> Aim of the task: Look through the listing and locate every line containing the word "JSON"; copy those lines.

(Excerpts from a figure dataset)

- - - -

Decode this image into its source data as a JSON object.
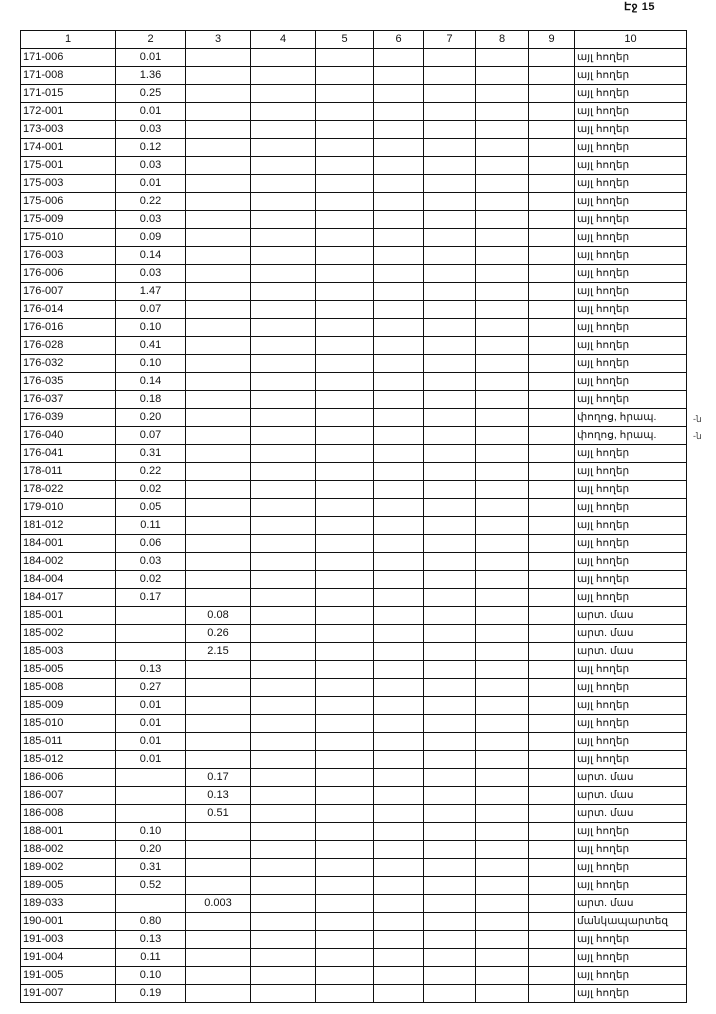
{
  "page_label": "Էջ 15",
  "side_notes": [
    "-ն",
    "-ն"
  ],
  "columns": [
    "1",
    "2",
    "3",
    "4",
    "5",
    "6",
    "7",
    "8",
    "9",
    "10"
  ],
  "rows": [
    [
      "171-006",
      "0.01",
      "",
      "այլ հողեր"
    ],
    [
      "171-008",
      "1.36",
      "",
      "այլ հողեր"
    ],
    [
      "171-015",
      "0.25",
      "",
      "այլ հողեր"
    ],
    [
      "172-001",
      "0.01",
      "",
      "այլ հողեր"
    ],
    [
      "173-003",
      "0.03",
      "",
      "այլ հողեր"
    ],
    [
      "174-001",
      "0.12",
      "",
      "այլ հողեր"
    ],
    [
      "175-001",
      "0.03",
      "",
      "այլ հողեր"
    ],
    [
      "175-003",
      "0.01",
      "",
      "այլ հողեր"
    ],
    [
      "175-006",
      "0.22",
      "",
      "այլ հողեր"
    ],
    [
      "175-009",
      "0.03",
      "",
      "այլ հողեր"
    ],
    [
      "175-010",
      "0.09",
      "",
      "այլ հողեր"
    ],
    [
      "176-003",
      "0.14",
      "",
      "այլ հողեր"
    ],
    [
      "176-006",
      "0.03",
      "",
      "այլ հողեր"
    ],
    [
      "176-007",
      "1.47",
      "",
      "այլ հողեր"
    ],
    [
      "176-014",
      "0.07",
      "",
      "այլ հողեր"
    ],
    [
      "176-016",
      "0.10",
      "",
      "այլ հողեր"
    ],
    [
      "176-028",
      "0.41",
      "",
      "այլ հողեր"
    ],
    [
      "176-032",
      "0.10",
      "",
      "այլ հողեր"
    ],
    [
      "176-035",
      "0.14",
      "",
      "այլ հողեր"
    ],
    [
      "176-037",
      "0.18",
      "",
      "այլ հողեր"
    ],
    [
      "176-039",
      "0.20",
      "",
      "փողոց, հրապ."
    ],
    [
      "176-040",
      "0.07",
      "",
      "փողոց, հրապ."
    ],
    [
      "176-041",
      "0.31",
      "",
      "այլ հողեր"
    ],
    [
      "178-011",
      "0.22",
      "",
      "այլ հողեր"
    ],
    [
      "178-022",
      "0.02",
      "",
      "այլ հողեր"
    ],
    [
      "179-010",
      "0.05",
      "",
      "այլ հողեր"
    ],
    [
      "181-012",
      "0.11",
      "",
      "այլ հողեր"
    ],
    [
      "184-001",
      "0.06",
      "",
      "այլ հողեր"
    ],
    [
      "184-002",
      "0.03",
      "",
      "այլ հողեր"
    ],
    [
      "184-004",
      "0.02",
      "",
      "այլ հողեր"
    ],
    [
      "184-017",
      "0.17",
      "",
      "այլ հողեր"
    ],
    [
      "185-001",
      "",
      "0.08",
      "արտ. մաս"
    ],
    [
      "185-002",
      "",
      "0.26",
      "արտ. մաս"
    ],
    [
      "185-003",
      "",
      "2.15",
      "արտ. մաս"
    ],
    [
      "185-005",
      "0.13",
      "",
      "այլ հողեր"
    ],
    [
      "185-008",
      "0.27",
      "",
      "այլ հողեր"
    ],
    [
      "185-009",
      "0.01",
      "",
      "այլ հողեր"
    ],
    [
      "185-010",
      "0.01",
      "",
      "այլ հողեր"
    ],
    [
      "185-011",
      "0.01",
      "",
      "այլ հողեր"
    ],
    [
      "185-012",
      "0.01",
      "",
      "այլ հողեր"
    ],
    [
      "186-006",
      "",
      "0.17",
      "արտ. մաս"
    ],
    [
      "186-007",
      "",
      "0.13",
      "արտ. մաս"
    ],
    [
      "186-008",
      "",
      "0.51",
      "արտ. մաս"
    ],
    [
      "188-001",
      "0.10",
      "",
      "այլ հողեր"
    ],
    [
      "188-002",
      "0.20",
      "",
      "այլ հողեր"
    ],
    [
      "189-002",
      "0.31",
      "",
      "այլ հողեր"
    ],
    [
      "189-005",
      "0.52",
      "",
      "այլ հողեր"
    ],
    [
      "189-033",
      "",
      "0.003",
      "արտ. մաս"
    ],
    [
      "190-001",
      "0.80",
      "",
      "մանկապարտեզ"
    ],
    [
      "191-003",
      "0.13",
      "",
      "այլ հողեր"
    ],
    [
      "191-004",
      "0.11",
      "",
      "այլ հողեր"
    ],
    [
      "191-005",
      "0.10",
      "",
      "այլ հողեր"
    ],
    [
      "191-007",
      "0.19",
      "",
      "այլ հողեր"
    ]
  ]
}
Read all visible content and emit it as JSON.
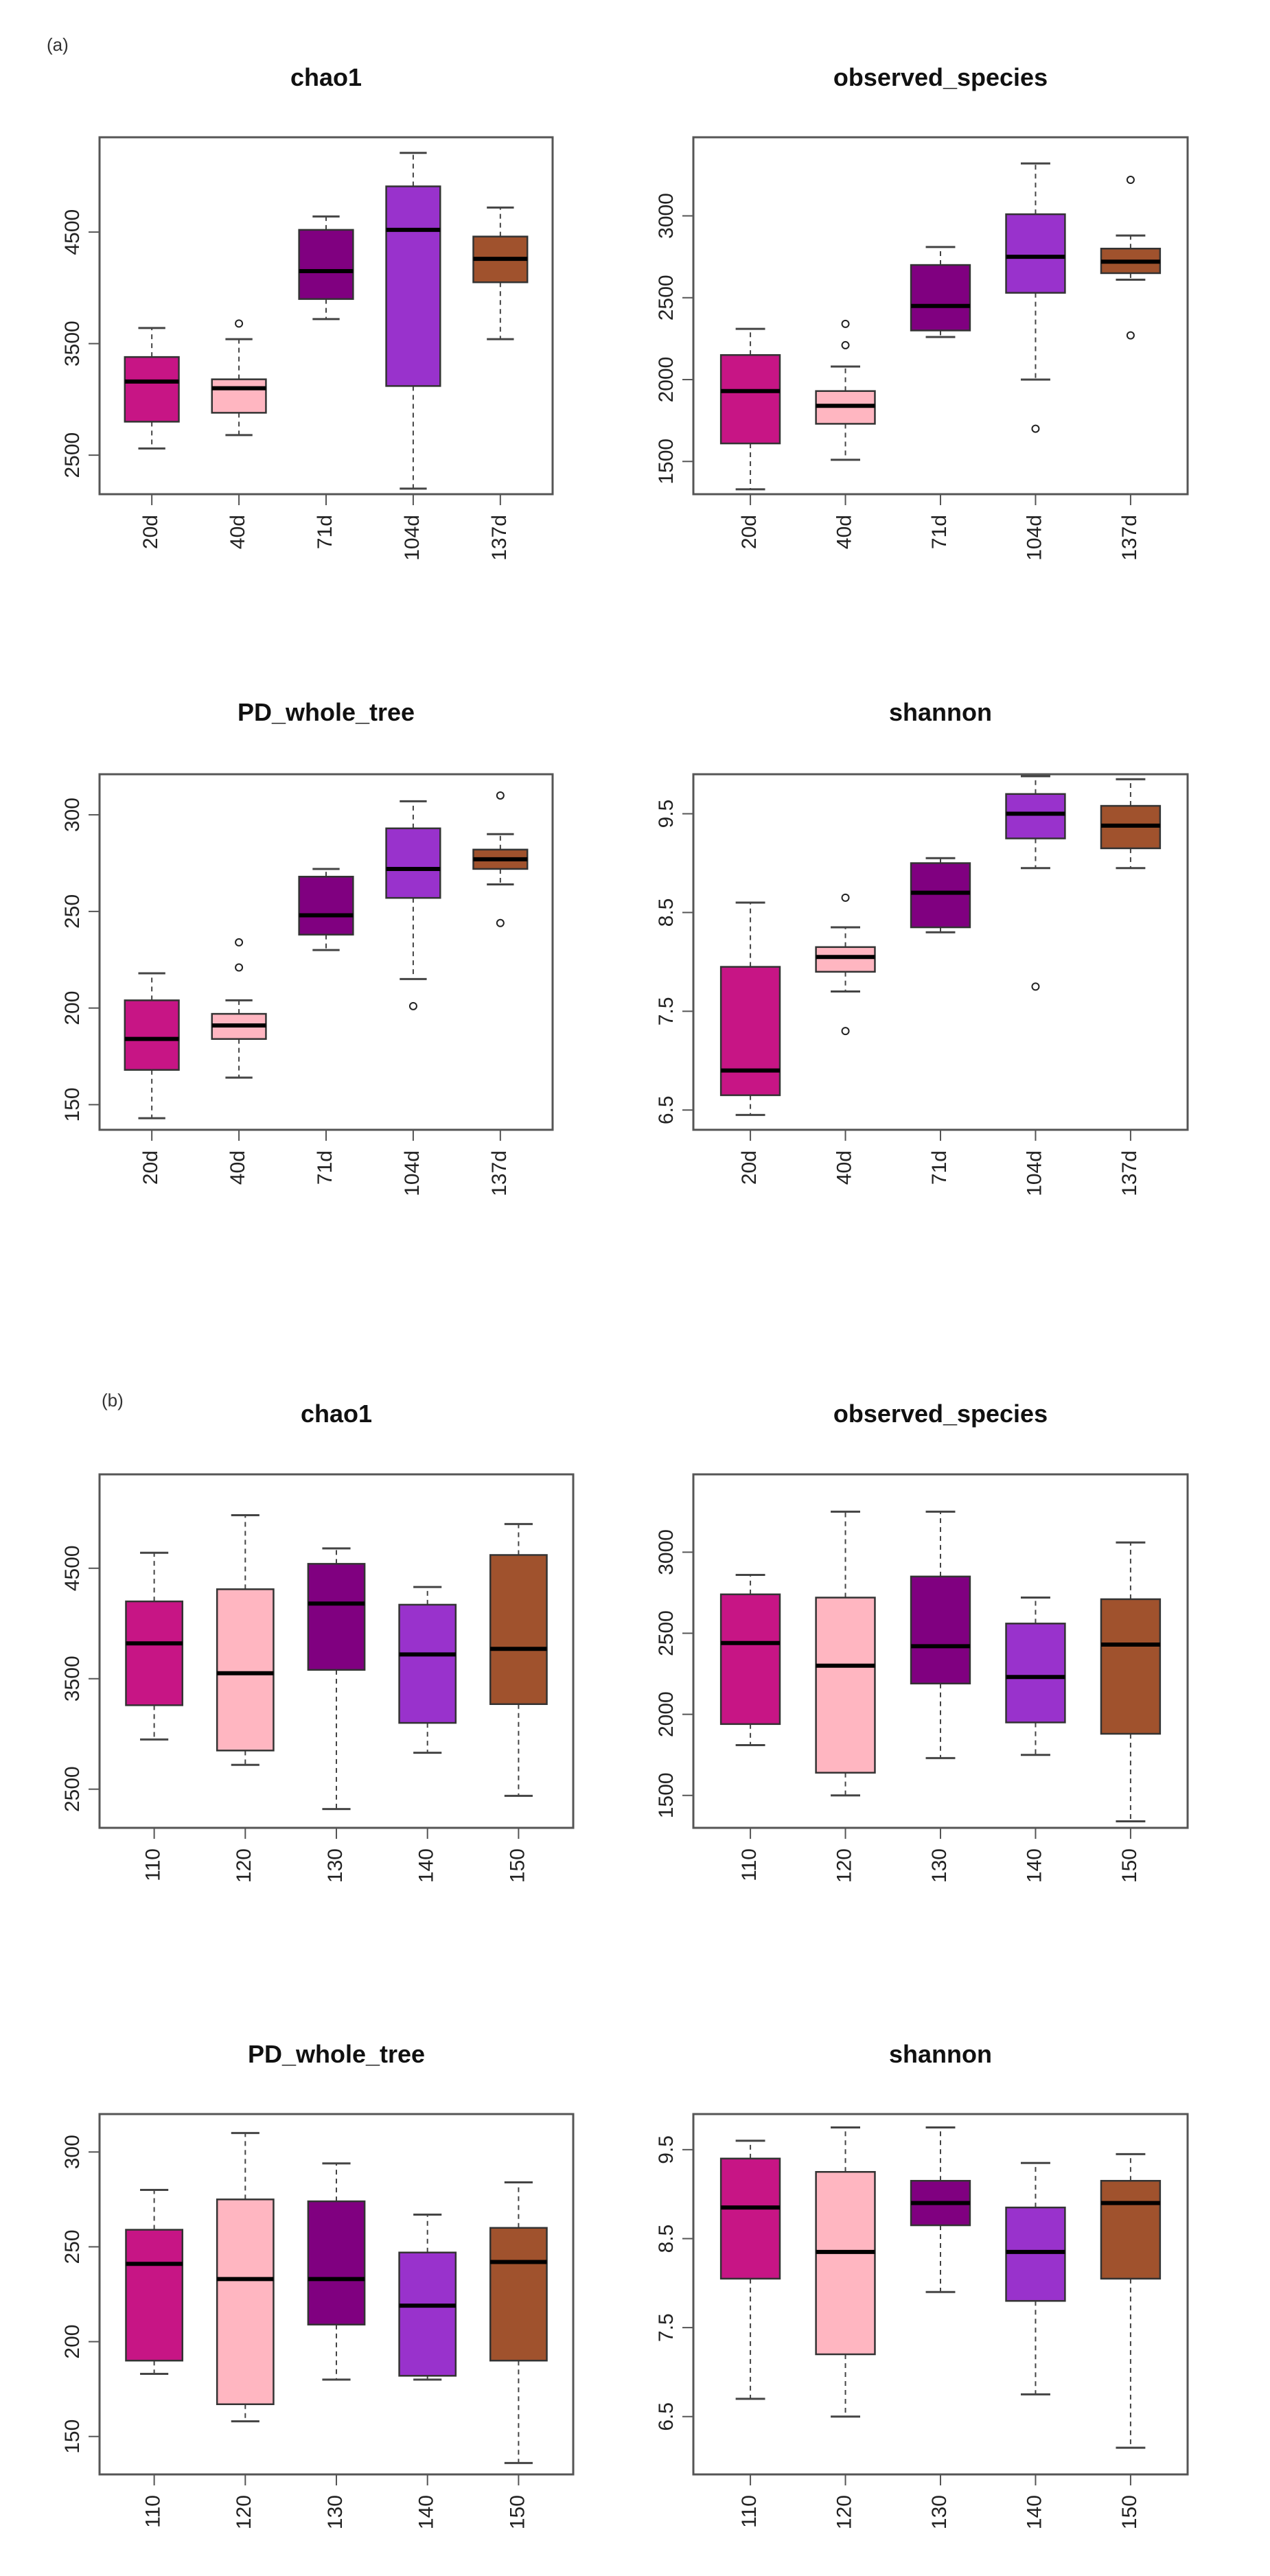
{
  "figure": {
    "panel_a_label": "(a)",
    "panel_b_label": "(b)"
  },
  "colors": {
    "box_colors": [
      "#c71585",
      "#ffb6c1",
      "#800080",
      "#9932cc",
      "#a0522d"
    ],
    "frame": "#555555",
    "whisker": "#444444",
    "median": "#000000"
  },
  "chart_data": [
    {
      "type": "boxplot",
      "panel": "(a)",
      "title": "chao1",
      "categories": [
        "20d",
        "40d",
        "71d",
        "104d",
        "137d"
      ],
      "ylim": [
        2150,
        5350
      ],
      "yticks": [
        2500,
        3500,
        4500
      ],
      "boxes": [
        {
          "low": 2560,
          "q1": 2800,
          "median": 3160,
          "q3": 3380,
          "high": 3640,
          "outliers": []
        },
        {
          "low": 2680,
          "q1": 2880,
          "median": 3100,
          "q3": 3180,
          "high": 3540,
          "outliers": [
            3680
          ]
        },
        {
          "low": 3720,
          "q1": 3900,
          "median": 4150,
          "q3": 4520,
          "high": 4640,
          "outliers": []
        },
        {
          "low": 2200,
          "q1": 3120,
          "median": 4520,
          "q3": 4910,
          "high": 5210,
          "outliers": []
        },
        {
          "low": 3540,
          "q1": 4050,
          "median": 4260,
          "q3": 4460,
          "high": 4720,
          "outliers": []
        }
      ]
    },
    {
      "type": "boxplot",
      "panel": "(a)",
      "title": "observed_species",
      "categories": [
        "20d",
        "40d",
        "71d",
        "104d",
        "137d"
      ],
      "ylim": [
        1300,
        3480
      ],
      "yticks": [
        1500,
        2000,
        2500,
        3000
      ],
      "boxes": [
        {
          "low": 1330,
          "q1": 1610,
          "median": 1930,
          "q3": 2150,
          "high": 2310,
          "outliers": []
        },
        {
          "low": 1510,
          "q1": 1730,
          "median": 1840,
          "q3": 1930,
          "high": 2080,
          "outliers": [
            2210,
            2340
          ]
        },
        {
          "low": 2260,
          "q1": 2300,
          "median": 2450,
          "q3": 2700,
          "high": 2810,
          "outliers": []
        },
        {
          "low": 2000,
          "q1": 2530,
          "median": 2750,
          "q3": 3010,
          "high": 3320,
          "outliers": [
            1700
          ]
        },
        {
          "low": 2610,
          "q1": 2650,
          "median": 2720,
          "q3": 2800,
          "high": 2880,
          "outliers": [
            2270,
            3220
          ]
        }
      ]
    },
    {
      "type": "boxplot",
      "panel": "(a)",
      "title": "PD_whole_tree",
      "categories": [
        "20d",
        "40d",
        "71d",
        "104d",
        "137d"
      ],
      "ylim": [
        137,
        321
      ],
      "yticks": [
        150,
        200,
        250,
        300
      ],
      "boxes": [
        {
          "low": 143,
          "q1": 168,
          "median": 184,
          "q3": 204,
          "high": 218,
          "outliers": []
        },
        {
          "low": 164,
          "q1": 184,
          "median": 191,
          "q3": 197,
          "high": 204,
          "outliers": [
            221,
            234
          ]
        },
        {
          "low": 230,
          "q1": 238,
          "median": 248,
          "q3": 268,
          "high": 272,
          "outliers": []
        },
        {
          "low": 215,
          "q1": 257,
          "median": 272,
          "q3": 293,
          "high": 307,
          "outliers": [
            201
          ]
        },
        {
          "low": 264,
          "q1": 272,
          "median": 277,
          "q3": 282,
          "high": 290,
          "outliers": [
            244,
            310
          ]
        }
      ]
    },
    {
      "type": "boxplot",
      "panel": "(a)",
      "title": "shannon",
      "categories": [
        "20d",
        "40d",
        "71d",
        "104d",
        "137d"
      ],
      "ylim": [
        6.3,
        9.9
      ],
      "yticks": [
        6.5,
        7.5,
        8.5,
        9.5
      ],
      "boxes": [
        {
          "low": 6.45,
          "q1": 6.65,
          "median": 6.9,
          "q3": 7.95,
          "high": 8.6,
          "outliers": []
        },
        {
          "low": 7.7,
          "q1": 7.9,
          "median": 8.05,
          "q3": 8.15,
          "high": 8.35,
          "outliers": [
            7.3,
            8.65
          ]
        },
        {
          "low": 8.3,
          "q1": 8.35,
          "median": 8.7,
          "q3": 9.0,
          "high": 9.05,
          "outliers": []
        },
        {
          "low": 8.95,
          "q1": 9.25,
          "median": 9.5,
          "q3": 9.7,
          "high": 9.88,
          "outliers": [
            7.75
          ]
        },
        {
          "low": 8.95,
          "q1": 9.15,
          "median": 9.38,
          "q3": 9.58,
          "high": 9.85,
          "outliers": []
        }
      ]
    },
    {
      "type": "boxplot",
      "panel": "(b)",
      "title": "chao1",
      "categories": [
        "110",
        "120",
        "130",
        "140",
        "150"
      ],
      "ylim": [
        2150,
        5350
      ],
      "yticks": [
        2500,
        3500,
        4500
      ],
      "boxes": [
        {
          "low": 2950,
          "q1": 3260,
          "median": 3820,
          "q3": 4200,
          "high": 4640,
          "outliers": []
        },
        {
          "low": 2720,
          "q1": 2850,
          "median": 3550,
          "q3": 4310,
          "high": 4980,
          "outliers": []
        },
        {
          "low": 2320,
          "q1": 3580,
          "median": 4180,
          "q3": 4540,
          "high": 4680,
          "outliers": []
        },
        {
          "low": 2830,
          "q1": 3100,
          "median": 3720,
          "q3": 4170,
          "high": 4330,
          "outliers": []
        },
        {
          "low": 2440,
          "q1": 3270,
          "median": 3770,
          "q3": 4620,
          "high": 4900,
          "outliers": []
        }
      ]
    },
    {
      "type": "boxplot",
      "panel": "(b)",
      "title": "observed_species",
      "categories": [
        "110",
        "120",
        "130",
        "140",
        "150"
      ],
      "ylim": [
        1300,
        3480
      ],
      "yticks": [
        1500,
        2000,
        2500,
        3000
      ],
      "boxes": [
        {
          "low": 1810,
          "q1": 1940,
          "median": 2440,
          "q3": 2740,
          "high": 2860,
          "outliers": []
        },
        {
          "low": 1500,
          "q1": 1640,
          "median": 2300,
          "q3": 2720,
          "high": 3250,
          "outliers": []
        },
        {
          "low": 1730,
          "q1": 2190,
          "median": 2420,
          "q3": 2850,
          "high": 3250,
          "outliers": []
        },
        {
          "low": 1750,
          "q1": 1950,
          "median": 2230,
          "q3": 2560,
          "high": 2720,
          "outliers": []
        },
        {
          "low": 1340,
          "q1": 1880,
          "median": 2430,
          "q3": 2710,
          "high": 3060,
          "outliers": []
        }
      ]
    },
    {
      "type": "boxplot",
      "panel": "(b)",
      "title": "PD_whole_tree",
      "categories": [
        "110",
        "120",
        "130",
        "140",
        "150"
      ],
      "ylim": [
        130,
        320
      ],
      "yticks": [
        150,
        200,
        250,
        300
      ],
      "boxes": [
        {
          "low": 183,
          "q1": 190,
          "median": 241,
          "q3": 259,
          "high": 280,
          "outliers": []
        },
        {
          "low": 158,
          "q1": 167,
          "median": 233,
          "q3": 275,
          "high": 310,
          "outliers": []
        },
        {
          "low": 180,
          "q1": 209,
          "median": 233,
          "q3": 274,
          "high": 294,
          "outliers": []
        },
        {
          "low": 180,
          "q1": 182,
          "median": 219,
          "q3": 247,
          "high": 267,
          "outliers": []
        },
        {
          "low": 136,
          "q1": 190,
          "median": 242,
          "q3": 260,
          "high": 284,
          "outliers": []
        }
      ]
    },
    {
      "type": "boxplot",
      "panel": "(b)",
      "title": "shannon",
      "categories": [
        "110",
        "120",
        "130",
        "140",
        "150"
      ],
      "ylim": [
        5.85,
        9.9
      ],
      "yticks": [
        6.5,
        7.5,
        8.5,
        9.5
      ],
      "boxes": [
        {
          "low": 6.7,
          "q1": 8.05,
          "median": 8.85,
          "q3": 9.4,
          "high": 9.6,
          "outliers": []
        },
        {
          "low": 6.5,
          "q1": 7.2,
          "median": 8.35,
          "q3": 9.25,
          "high": 9.75,
          "outliers": []
        },
        {
          "low": 7.9,
          "q1": 8.65,
          "median": 8.9,
          "q3": 9.15,
          "high": 9.75,
          "outliers": []
        },
        {
          "low": 6.75,
          "q1": 7.8,
          "median": 8.35,
          "q3": 8.85,
          "high": 9.35,
          "outliers": []
        },
        {
          "low": 6.15,
          "q1": 8.05,
          "median": 8.9,
          "q3": 9.15,
          "high": 9.45,
          "outliers": []
        }
      ]
    }
  ]
}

- - - -

> Result:
Decode this image into its source data as a JSON object.
Read all visible content and emit it as JSON.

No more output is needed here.